**SUPPLIED MATERIAL**.
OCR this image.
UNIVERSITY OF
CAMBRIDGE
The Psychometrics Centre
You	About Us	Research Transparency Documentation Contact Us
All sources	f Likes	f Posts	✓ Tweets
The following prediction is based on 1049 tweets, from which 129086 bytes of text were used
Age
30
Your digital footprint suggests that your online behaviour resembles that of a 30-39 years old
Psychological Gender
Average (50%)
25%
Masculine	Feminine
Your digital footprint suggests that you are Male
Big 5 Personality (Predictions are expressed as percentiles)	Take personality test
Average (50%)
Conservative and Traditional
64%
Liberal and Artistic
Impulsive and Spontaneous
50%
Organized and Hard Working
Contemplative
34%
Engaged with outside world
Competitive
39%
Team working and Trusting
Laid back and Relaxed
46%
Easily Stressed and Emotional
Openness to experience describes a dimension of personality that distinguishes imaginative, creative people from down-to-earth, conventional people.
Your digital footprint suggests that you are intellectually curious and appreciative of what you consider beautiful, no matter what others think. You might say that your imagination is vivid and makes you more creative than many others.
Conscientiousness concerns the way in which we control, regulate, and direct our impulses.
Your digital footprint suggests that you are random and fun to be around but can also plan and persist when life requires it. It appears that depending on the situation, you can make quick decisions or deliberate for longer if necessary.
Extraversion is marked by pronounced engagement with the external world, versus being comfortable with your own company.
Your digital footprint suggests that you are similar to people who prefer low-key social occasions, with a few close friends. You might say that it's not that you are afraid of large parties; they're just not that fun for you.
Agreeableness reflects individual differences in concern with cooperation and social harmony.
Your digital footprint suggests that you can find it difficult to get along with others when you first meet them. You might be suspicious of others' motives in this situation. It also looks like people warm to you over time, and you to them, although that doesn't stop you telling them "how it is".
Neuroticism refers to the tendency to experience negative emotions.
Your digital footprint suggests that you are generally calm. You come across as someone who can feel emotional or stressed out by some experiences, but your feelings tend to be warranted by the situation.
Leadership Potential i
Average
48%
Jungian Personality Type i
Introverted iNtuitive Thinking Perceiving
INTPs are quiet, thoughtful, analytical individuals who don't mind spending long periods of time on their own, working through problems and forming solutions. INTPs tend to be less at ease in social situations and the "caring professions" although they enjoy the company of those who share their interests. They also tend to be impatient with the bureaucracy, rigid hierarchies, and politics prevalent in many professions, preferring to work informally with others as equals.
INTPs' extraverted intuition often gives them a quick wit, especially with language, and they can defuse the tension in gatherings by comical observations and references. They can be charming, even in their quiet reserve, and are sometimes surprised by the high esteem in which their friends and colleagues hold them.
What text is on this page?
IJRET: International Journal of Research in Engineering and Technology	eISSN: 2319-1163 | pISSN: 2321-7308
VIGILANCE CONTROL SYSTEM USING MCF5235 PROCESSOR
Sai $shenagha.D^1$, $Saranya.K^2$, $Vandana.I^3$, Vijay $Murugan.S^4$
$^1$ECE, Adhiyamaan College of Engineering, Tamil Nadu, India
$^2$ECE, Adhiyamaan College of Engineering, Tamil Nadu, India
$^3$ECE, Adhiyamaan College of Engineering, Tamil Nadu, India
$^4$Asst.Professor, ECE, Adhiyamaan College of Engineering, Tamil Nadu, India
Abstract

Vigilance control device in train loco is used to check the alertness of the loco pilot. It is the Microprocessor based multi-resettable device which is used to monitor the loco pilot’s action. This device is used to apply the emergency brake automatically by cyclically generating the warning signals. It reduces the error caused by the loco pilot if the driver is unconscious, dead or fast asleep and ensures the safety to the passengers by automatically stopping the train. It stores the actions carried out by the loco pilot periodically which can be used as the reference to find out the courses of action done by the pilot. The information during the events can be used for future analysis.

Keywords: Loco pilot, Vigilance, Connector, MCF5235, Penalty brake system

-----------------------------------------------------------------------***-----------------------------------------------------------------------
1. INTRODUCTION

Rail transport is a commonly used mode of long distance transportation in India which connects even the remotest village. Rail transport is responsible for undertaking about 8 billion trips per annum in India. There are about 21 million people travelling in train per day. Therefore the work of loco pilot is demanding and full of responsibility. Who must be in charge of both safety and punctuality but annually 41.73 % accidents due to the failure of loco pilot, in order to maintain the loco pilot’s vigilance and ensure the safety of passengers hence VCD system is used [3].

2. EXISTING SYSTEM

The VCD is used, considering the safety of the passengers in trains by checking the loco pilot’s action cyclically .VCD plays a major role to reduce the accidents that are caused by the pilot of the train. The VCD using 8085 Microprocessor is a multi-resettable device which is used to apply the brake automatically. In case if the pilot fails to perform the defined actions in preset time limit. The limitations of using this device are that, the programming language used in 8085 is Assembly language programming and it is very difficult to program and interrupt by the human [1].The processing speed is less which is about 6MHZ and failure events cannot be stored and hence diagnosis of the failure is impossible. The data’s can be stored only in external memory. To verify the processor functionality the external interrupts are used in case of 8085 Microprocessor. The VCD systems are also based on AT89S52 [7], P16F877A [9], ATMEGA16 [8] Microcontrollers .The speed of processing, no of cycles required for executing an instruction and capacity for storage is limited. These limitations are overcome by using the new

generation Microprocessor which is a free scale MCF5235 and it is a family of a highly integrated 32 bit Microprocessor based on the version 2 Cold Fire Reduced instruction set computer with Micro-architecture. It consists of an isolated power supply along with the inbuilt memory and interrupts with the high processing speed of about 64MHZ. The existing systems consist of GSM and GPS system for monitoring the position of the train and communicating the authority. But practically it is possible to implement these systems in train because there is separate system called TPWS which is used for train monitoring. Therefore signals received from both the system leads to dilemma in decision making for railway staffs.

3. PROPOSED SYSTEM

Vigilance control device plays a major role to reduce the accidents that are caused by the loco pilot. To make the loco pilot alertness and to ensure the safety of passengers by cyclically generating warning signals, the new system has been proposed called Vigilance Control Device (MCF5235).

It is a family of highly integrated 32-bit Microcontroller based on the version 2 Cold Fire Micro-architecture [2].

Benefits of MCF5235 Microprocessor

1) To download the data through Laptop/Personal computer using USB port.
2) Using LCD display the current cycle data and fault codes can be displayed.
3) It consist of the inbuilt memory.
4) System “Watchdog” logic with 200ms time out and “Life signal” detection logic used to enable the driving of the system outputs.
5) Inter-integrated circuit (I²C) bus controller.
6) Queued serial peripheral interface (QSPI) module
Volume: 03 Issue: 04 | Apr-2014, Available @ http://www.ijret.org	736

**WHAT IS ASKED**.
Retype the whole listing, matching it exactly.

**FULL OUTPUT**.
OCR this image.
UNIVERSITY OF
CAMBRIDGE
The Psychometrics Centre
You	About Us	Research Transparency Documentation Contact Us
All sources	f Likes	f Posts	✓ Tweets
The following prediction is based on 1049 tweets, from which 129086 bytes of text were used
Age
30
Your digital footprint suggests that your online behaviour resembles that of a 30-39 years old
Psychological Gender
Average (50%)
25%
Masculine	Feminine
Your digital footprint suggests that you are Male
Big 5 Personality (Predictions are expressed as percentiles)	Take personality test
Average (50%)
Conservative and Traditional
64%
Liberal and Artistic
Impulsive and Spontaneous
50%
Organized and Hard Working
Contemplative
34%
Engaged with outside world
Competitive
39%
Team working and Trusting
Laid back and Relaxed
46%
Easily Stressed and Emotional
Openness to experience describes a dimension of personality that distinguishes imaginative, creative people from down-to-earth, conventional people.
Your digital footprint suggests that you are intellectually curious and appreciative of what you consider beautiful, no matter what others think. You might say that your imagination is vivid and makes you more creative than many others.
Conscientiousness concerns the way in which we control, regulate, and direct our impulses.
Your digital footprint suggests that you are random and fun to be around but can also plan and persist when life requires it. It appears that depending on the situation, you can make quick decisions or deliberate for longer if necessary.
Extraversion is marked by pronounced engagement with the external world, versus being comfortable with your own company.
Your digital footprint suggests that you are similar to people who prefer low-key social occasions, with a few close friends. You might say that it's not that you are afraid of large parties; they're just not that fun for you.
Agreeableness reflects individual differences in concern with cooperation and social harmony.
Your digital footprint suggests that you can find it difficult to get along with others when you first meet them. You might be suspicious of others' motives in this situation. It also looks like people warm to you over time, and you to them, although that doesn't stop you telling them "how it is".
Neuroticism refers to the tendency to experience negative emotions.
Your digital footprint suggests that you are generally calm. You come across as someone who can feel emotional or stressed out by some experiences, but your feelings tend to be warranted by the situation.
Leadership Potential i
Average
48%
Jungian Personality Type i
Introverted iNtuitive Thinking Perceiving
INTPs are quiet, thoughtful, analytical individuals who don't mind spending long periods of time on their own, working through problems and forming solutions. INTPs tend to be less at ease in social situations and the "caring professions" although they enjoy the company of those who share their interests. They also tend to be impatient with the bureaucracy, rigid hierarchies, and politics prevalent in many professions, preferring to work informally with others as equals.
INTPs' extraverted intuition often gives them a quick wit, especially with language, and they can defuse the tension in gatherings by comical observations and references. They can be charming, even in their quiet reserve, and are sometimes surprised by the high esteem in which their friends and colleagues hold them.
What text is on this page?
IJRET: International Journal of Research in Engineering and Technology	eISSN: 2319-1163 | pISSN: 2321-7308
VIGILANCE CONTROL SYSTEM USING MCF5235 PROCESSOR
Sai $shenagha.D^1$, $Saranya.K^2$, $Vandana.I^3$, Vijay $Murugan.S^4$
$^1$ECE, Adhiyamaan College of Engineering, Tamil Nadu, India
$^2$ECE, Adhiyamaan College of Engineering, Tamil Nadu, India
$^3$ECE, Adhiyamaan College of Engineering, Tamil Nadu, India
$^4$Asst.Professor, ECE, Adhiyamaan College of Engineering, Tamil Nadu, India
Abstract

Vigilance control device in train loco is used to check the alertness of the loco pilot. It is the Microprocessor based multi-resettable device which is used to monitor the loco pilot’s action. This device is used to apply the emergency brake automatically by cyclically generating the warning signals. It reduces the error caused by the loco pilot if the driver is unconscious, dead or fast asleep and ensures the safety to the passengers by automatically stopping the train. It stores the actions carried out by the loco pilot periodically which can be used as the reference to find out the courses of action done by the pilot. The information during the events can be used for future analysis.

Keywords: Loco pilot, Vigilance, Connector, MCF5235, Penalty brake system

-----------------------------------------------------------------------***-----------------------------------------------------------------------
1. INTRODUCTION

Rail transport is a commonly used mode of long distance transportation in India which connects even the remotest village. Rail transport is responsible for undertaking about 8 billion trips per annum in India. There are about 21 million people travelling in train per day. Therefore the work of loco pilot is demanding and full of responsibility. Who must be in charge of both safety and punctuality but annually 41.73 % accidents due to the failure of loco pilot, in order to maintain the loco pilot’s vigilance and ensure the safety of passengers hence VCD system is used [3].

2. EXISTING SYSTEM

The VCD is used, considering the safety of the passengers in trains by checking the loco pilot’s action cyclically .VCD plays a major role to reduce the accidents that are caused by the pilot of the train. The VCD using 8085 Microprocessor is a multi-resettable device which is used to apply the brake automatically. In case if the pilot fails to perform the defined actions in preset time limit. The limitations of using this device are that, the programming language used in 8085 is Assembly language programming and it is very difficult to program and interrupt by the human [1].The processing speed is less which is about 6MHZ and failure events cannot be stored and hence diagnosis of the failure is impossible. The data’s can be stored only in external memory. To verify the processor functionality the external interrupts are used in case of 8085 Microprocessor. The VCD systems are also based on AT89S52 [7], P16F877A [9], ATMEGA16 [8] Microcontrollers .The speed of processing, no of cycles required for executing an instruction and capacity for storage is limited. These limitations are overcome by using the new

generation Microprocessor which is a free scale MCF5235 and it is a family of a highly integrated 32 bit Microprocessor based on the version 2 Cold Fire Reduced instruction set computer with Micro-architecture. It consists of an isolated power supply along with the inbuilt memory and interrupts with the high processing speed of about 64MHZ. The existing systems consist of GSM and GPS system for monitoring the position of the train and communicating the authority. But practically it is possible to implement these systems in train because there is separate system called TPWS which is used for train monitoring. Therefore signals received from both the system leads to dilemma in decision making for railway staffs.

3. PROPOSED SYSTEM

Vigilance control device plays a major role to reduce the accidents that are caused by the loco pilot. To make the loco pilot alertness and to ensure the safety of passengers by cyclically generating warning signals, the new system has been proposed called Vigilance Control Device (MCF5235).

It is a family of highly integrated 32-bit Microcontroller based on the version 2 Cold Fire Micro-architecture [2].

Benefits of MCF5235 Microprocessor

1) To download the data through Laptop/Personal computer using USB port.
2) Using LCD display the current cycle data and fault codes can be displayed.
3) It consist of the inbuilt memory.
4) System “Watchdog” logic with 200ms time out and “Life signal” detection logic used to enable the driving of the system outputs.
5) Inter-integrated circuit (I²C) bus controller.
6) Queued serial peripheral interface (QSPI) module
Volume: 03 Issue: 04 | Apr-2014, Available @ http://www.ijret.org	736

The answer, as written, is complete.